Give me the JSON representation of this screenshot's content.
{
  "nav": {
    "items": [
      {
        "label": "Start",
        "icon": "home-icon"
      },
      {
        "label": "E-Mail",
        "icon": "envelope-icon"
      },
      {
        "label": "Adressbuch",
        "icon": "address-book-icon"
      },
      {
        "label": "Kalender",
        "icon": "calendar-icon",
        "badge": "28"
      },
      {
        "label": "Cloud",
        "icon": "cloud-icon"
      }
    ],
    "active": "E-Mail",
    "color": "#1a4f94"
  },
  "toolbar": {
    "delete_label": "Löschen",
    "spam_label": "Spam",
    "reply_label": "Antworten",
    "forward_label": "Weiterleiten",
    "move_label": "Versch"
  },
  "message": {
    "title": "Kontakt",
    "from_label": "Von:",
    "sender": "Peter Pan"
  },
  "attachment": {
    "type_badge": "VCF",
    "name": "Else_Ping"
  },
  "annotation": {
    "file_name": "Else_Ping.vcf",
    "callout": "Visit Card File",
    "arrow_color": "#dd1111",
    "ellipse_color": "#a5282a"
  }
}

▶ **WHAT YOU HAVE TO DO**:
Extract the listing in its entirety and repeat it exactly.

▶ **IN RESPONSE**:
Give me the JSON representation of this screenshot's content.
{
  "nav": {
    "items": [
      {
        "label": "Start",
        "icon": "home-icon"
      },
      {
        "label": "E-Mail",
        "icon": "envelope-icon"
      },
      {
        "label": "Adressbuch",
        "icon": "address-book-icon"
      },
      {
        "label": "Kalender",
        "icon": "calendar-icon",
        "badge": "28"
      },
      {
        "label": "Cloud",
        "icon": "cloud-icon"
      }
    ],
    "active": "E-Mail",
    "color": "#1a4f94"
  },
  "toolbar": {
    "delete_label": "Löschen",
    "spam_label": "Spam",
    "reply_label": "Antworten",
    "forward_label": "Weiterleiten",
    "move_label": "Versch"
  },
  "message": {
    "title": "Kontakt",
    "from_label": "Von:",
    "sender": "Peter Pan"
  },
  "attachment": {
    "type_badge": "VCF",
    "name": "Else_Ping"
  },
  "annotation": {
    "file_name": "Else_Ping.vcf",
    "callout": "Visit Card File",
    "arrow_color": "#dd1111",
    "ellipse_color": "#a5282a"
  }
}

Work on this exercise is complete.